>> Start

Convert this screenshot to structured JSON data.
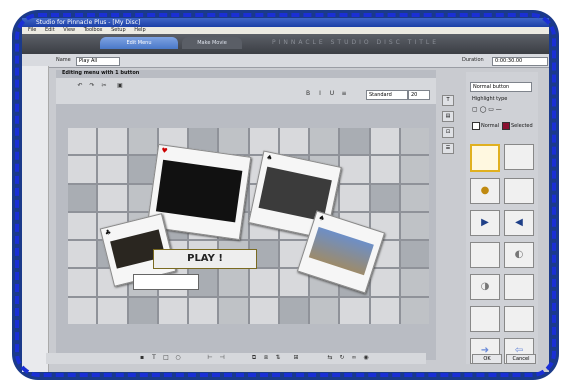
{
  "window": {
    "title": "Studio for Pinnacle Plus - [My Disc]",
    "menu": [
      "File",
      "Edit",
      "View",
      "Toolbox",
      "Setup",
      "Help"
    ]
  },
  "tabs": [
    {
      "label": "Edit Menu",
      "active": true
    },
    {
      "label": "Make Movie",
      "active": false
    }
  ],
  "banner": "PINNACLE STUDIO DISC TITLE",
  "title_row": {
    "name_label": "Name",
    "name_value": "Play All",
    "duration_label": "Duration",
    "duration_value": "0:00:30.00"
  },
  "editor": {
    "heading": "Editing menu with 1 button",
    "font": "Standard",
    "size": "20",
    "play_text": "PLAY !"
  },
  "right_panel": {
    "style": "Normal button",
    "highlight_label": "Highlight type",
    "colors": [
      {
        "label": "Normal",
        "color": "#ffffff"
      },
      {
        "label": "Selected",
        "color": "#8a1030"
      }
    ],
    "thumb_icons": [
      "",
      "",
      "●",
      "",
      "▶",
      "◀",
      "",
      "◐",
      "◑",
      "",
      "",
      "",
      "➜",
      "⇦"
    ]
  },
  "buttons": {
    "ok": "OK",
    "cancel": "Cancel"
  }
}
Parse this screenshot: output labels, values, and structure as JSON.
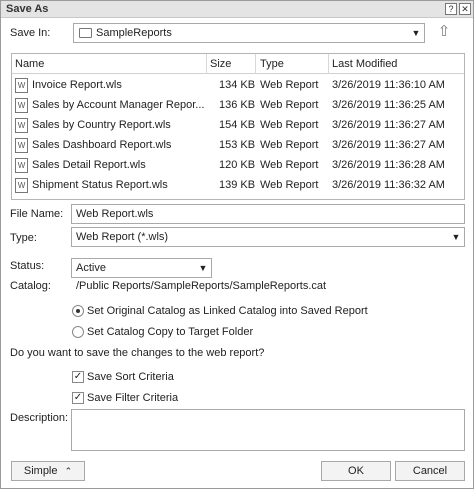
{
  "window": {
    "title": "Save As",
    "help_glyph": "?",
    "close_glyph": "✕"
  },
  "save_in": {
    "label": "Save In:",
    "value": "SampleReports"
  },
  "files": {
    "columns": [
      "Name",
      "Size",
      "Type",
      "Last Modified"
    ],
    "rows": [
      {
        "name": "Invoice Report.wls",
        "size": "134 KB",
        "type": "Web Report",
        "modified": "3/26/2019 11:36:10 AM"
      },
      {
        "name": "Sales by Account Manager Repor...",
        "size": "136 KB",
        "type": "Web Report",
        "modified": "3/26/2019 11:36:25 AM"
      },
      {
        "name": "Sales by Country Report.wls",
        "size": "154 KB",
        "type": "Web Report",
        "modified": "3/26/2019 11:36:27 AM"
      },
      {
        "name": "Sales Dashboard Report.wls",
        "size": "153 KB",
        "type": "Web Report",
        "modified": "3/26/2019 11:36:27 AM"
      },
      {
        "name": "Sales Detail Report.wls",
        "size": "120 KB",
        "type": "Web Report",
        "modified": "3/26/2019 11:36:28 AM"
      },
      {
        "name": "Shipment Status Report.wls",
        "size": "139 KB",
        "type": "Web Report",
        "modified": "3/26/2019 11:36:32 AM"
      }
    ]
  },
  "file_name": {
    "label": "File Name:",
    "value": "Web Report.wls"
  },
  "type": {
    "label": "Type:",
    "value": "Web Report (*.wls)"
  },
  "status": {
    "label": "Status:",
    "value": "Active"
  },
  "catalog": {
    "label": "Catalog:",
    "path": "/Public Reports/SampleReports/SampleReports.cat",
    "option_linked": "Set Original Catalog as Linked Catalog into Saved Report",
    "option_copy": "Set Catalog Copy to Target Folder"
  },
  "question": "Do you want to save the changes to the web report?",
  "save_sort": "Save Sort Criteria",
  "save_filter": "Save Filter Criteria",
  "description": {
    "label": "Description:",
    "value": ""
  },
  "buttons": {
    "simple": "Simple",
    "ok": "OK",
    "cancel": "Cancel"
  }
}
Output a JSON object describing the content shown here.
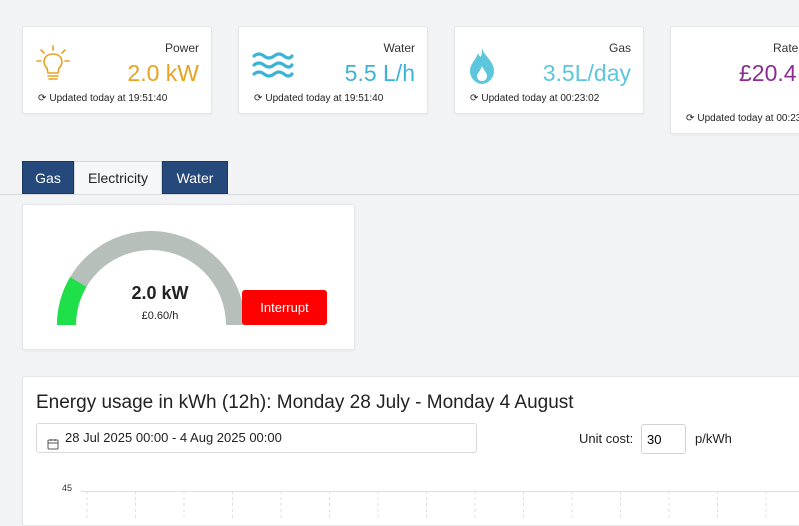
{
  "stats": {
    "power": {
      "label": "Power",
      "value": "2.0 kW",
      "updated": "Updated today at 19:51:40",
      "color": "#e8a21f",
      "icon": "lightbulb-icon"
    },
    "water": {
      "label": "Water",
      "value": "5.5 L/h",
      "updated": "Updated today at 19:51:40",
      "color": "#3cb4d6",
      "icon": "water-waves-icon"
    },
    "gas": {
      "label": "Gas",
      "value": "3.5L/day",
      "updated": "Updated today at 00:23:02",
      "color": "#5bc6dc",
      "icon": "flame-icon"
    },
    "rate": {
      "label": "Rate",
      "value": "£20.4",
      "updated": "Updated today at 00:23",
      "color": "#8b2d91"
    }
  },
  "tabs": [
    {
      "label": "Gas",
      "active": false
    },
    {
      "label": "Electricity",
      "active": true
    },
    {
      "label": "Water",
      "active": false
    }
  ],
  "gauge": {
    "value": "2.0 kW",
    "cost": "£0.60/h",
    "fraction": 0.17,
    "fill_color": "#1fe04a",
    "track_color": "#b7bfbb",
    "interrupt_label": "Interrupt"
  },
  "usage": {
    "title": "Energy usage in kWh (12h): Monday 28 July - Monday 4 August",
    "date_range": "28 Jul 2025 00:00 - 4 Aug 2025 00:00",
    "unit_cost_label": "Unit cost:",
    "unit_cost_value": "30",
    "unit_suffix": "p/kWh",
    "y_tick_top": "45"
  }
}
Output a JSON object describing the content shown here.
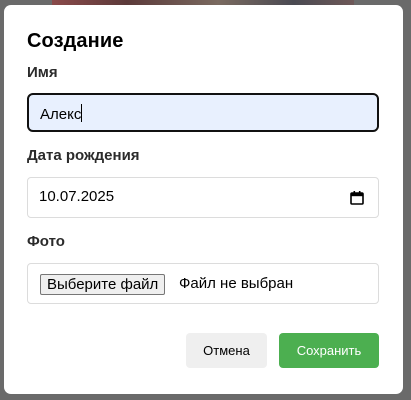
{
  "dialog": {
    "title": "Создание",
    "name": {
      "label": "Имя",
      "value": "Алекс"
    },
    "birthdate": {
      "label": "Дата рождения",
      "value": "10.07.2025"
    },
    "photo": {
      "label": "Фото",
      "button_label": "Выберите файл",
      "status": "Файл не выбран"
    },
    "actions": {
      "cancel_label": "Отмена",
      "save_label": "Сохранить"
    }
  },
  "icons": {
    "date_picker": "calendar-icon"
  },
  "colors": {
    "focused_field_bg": "#e8f0fe",
    "focused_field_border": "#111111",
    "save_button_bg": "#4caf50",
    "cancel_button_bg": "#efefef",
    "overlay": "#6a6a6a"
  }
}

>> End

Write the lines above out again exactly, without any of their pictures.

[Result of this exercise]:
Convert this screenshot to structured JSON data.
{
  "window": {
    "title": "Studio for Pinnacle Plus - [My Disc]",
    "menu": [
      "File",
      "Edit",
      "View",
      "Toolbox",
      "Setup",
      "Help"
    ]
  },
  "tabs": [
    {
      "label": "Edit Menu",
      "active": true
    },
    {
      "label": "Make Movie",
      "active": false
    }
  ],
  "banner": "PINNACLE STUDIO DISC TITLE",
  "title_row": {
    "name_label": "Name",
    "name_value": "Play All",
    "duration_label": "Duration",
    "duration_value": "0:00:30.00"
  },
  "editor": {
    "heading": "Editing menu with 1 button",
    "font": "Standard",
    "size": "20",
    "play_text": "PLAY !"
  },
  "right_panel": {
    "style": "Normal button",
    "highlight_label": "Highlight type",
    "colors": [
      {
        "label": "Normal",
        "color": "#ffffff"
      },
      {
        "label": "Selected",
        "color": "#8a1030"
      }
    ],
    "thumb_icons": [
      "",
      "",
      "●",
      "",
      "▶",
      "◀",
      "",
      "◐",
      "◑",
      "",
      "",
      "",
      "➜",
      "⇦"
    ]
  },
  "buttons": {
    "ok": "OK",
    "cancel": "Cancel"
  }
}
Parse this screenshot: output labels, values, and structure as JSON.
{
  "window": {
    "title": "Save As",
    "help_glyph": "?",
    "close_glyph": "✕"
  },
  "save_in": {
    "label": "Save In:",
    "value": "SampleReports"
  },
  "files": {
    "columns": [
      "Name",
      "Size",
      "Type",
      "Last Modified"
    ],
    "rows": [
      {
        "name": "Invoice Report.wls",
        "size": "134 KB",
        "type": "Web Report",
        "modified": "3/26/2019 11:36:10 AM"
      },
      {
        "name": "Sales by Account Manager Repor...",
        "size": "136 KB",
        "type": "Web Report",
        "modified": "3/26/2019 11:36:25 AM"
      },
      {
        "name": "Sales by Country Report.wls",
        "size": "154 KB",
        "type": "Web Report",
        "modified": "3/26/2019 11:36:27 AM"
      },
      {
        "name": "Sales Dashboard Report.wls",
        "size": "153 KB",
        "type": "Web Report",
        "modified": "3/26/2019 11:36:27 AM"
      },
      {
        "name": "Sales Detail Report.wls",
        "size": "120 KB",
        "type": "Web Report",
        "modified": "3/26/2019 11:36:28 AM"
      },
      {
        "name": "Shipment Status Report.wls",
        "size": "139 KB",
        "type": "Web Report",
        "modified": "3/26/2019 11:36:32 AM"
      }
    ]
  },
  "file_name": {
    "label": "File Name:",
    "value": "Web Report.wls"
  },
  "type": {
    "label": "Type:",
    "value": "Web Report (*.wls)"
  },
  "status": {
    "label": "Status:",
    "value": "Active"
  },
  "catalog": {
    "label": "Catalog:",
    "path": "/Public Reports/SampleReports/SampleReports.cat",
    "option_linked": "Set Original Catalog as Linked Catalog into Saved Report",
    "option_copy": "Set Catalog Copy to Target Folder"
  },
  "question": "Do you want to save the changes to the web report?",
  "save_sort": "Save Sort Criteria",
  "save_filter": "Save Filter Criteria",
  "description": {
    "label": "Description:",
    "value": ""
  },
  "buttons": {
    "simple": "Simple",
    "ok": "OK",
    "cancel": "Cancel"
  }
}
Output a JSON object describing the content shown here.
{
  "stats": {
    "power": {
      "label": "Power",
      "value": "2.0 kW",
      "updated": "Updated today at 19:51:40",
      "color": "#e8a21f",
      "icon": "lightbulb-icon"
    },
    "water": {
      "label": "Water",
      "value": "5.5 L/h",
      "updated": "Updated today at 19:51:40",
      "color": "#3cb4d6",
      "icon": "water-waves-icon"
    },
    "gas": {
      "label": "Gas",
      "value": "3.5L/day",
      "updated": "Updated today at 00:23:02",
      "color": "#5bc6dc",
      "icon": "flame-icon"
    },
    "rate": {
      "label": "Rate",
      "value": "£20.4",
      "updated": "Updated today at 00:23",
      "color": "#8b2d91"
    }
  },
  "tabs": [
    {
      "label": "Gas",
      "active": false
    },
    {
      "label": "Electricity",
      "active": true
    },
    {
      "label": "Water",
      "active": false
    }
  ],
  "gauge": {
    "value": "2.0 kW",
    "cost": "£0.60/h",
    "fraction": 0.17,
    "fill_color": "#1fe04a",
    "track_color": "#b7bfbb",
    "interrupt_label": "Interrupt"
  },
  "usage": {
    "title": "Energy usage in kWh (12h): Monday 28 July - Monday 4 August",
    "date_range": "28 Jul 2025 00:00 - 4 Aug 2025 00:00",
    "unit_cost_label": "Unit cost:",
    "unit_cost_value": "30",
    "unit_suffix": "p/kWh",
    "y_tick_top": "45"
  }
}
Output a JSON object describing the content shown here.
{
  "dialog": {
    "title": "Создание",
    "name": {
      "label": "Имя",
      "value": "Алекс"
    },
    "birthdate": {
      "label": "Дата рождения",
      "value": "10.07.2025"
    },
    "photo": {
      "label": "Фото",
      "button_label": "Выберите файл",
      "status": "Файл не выбран"
    },
    "actions": {
      "cancel_label": "Отмена",
      "save_label": "Сохранить"
    }
  },
  "icons": {
    "date_picker": "calendar-icon"
  },
  "colors": {
    "focused_field_bg": "#e8f0fe",
    "focused_field_border": "#111111",
    "save_button_bg": "#4caf50",
    "cancel_button_bg": "#efefef",
    "overlay": "#6a6a6a"
  }
}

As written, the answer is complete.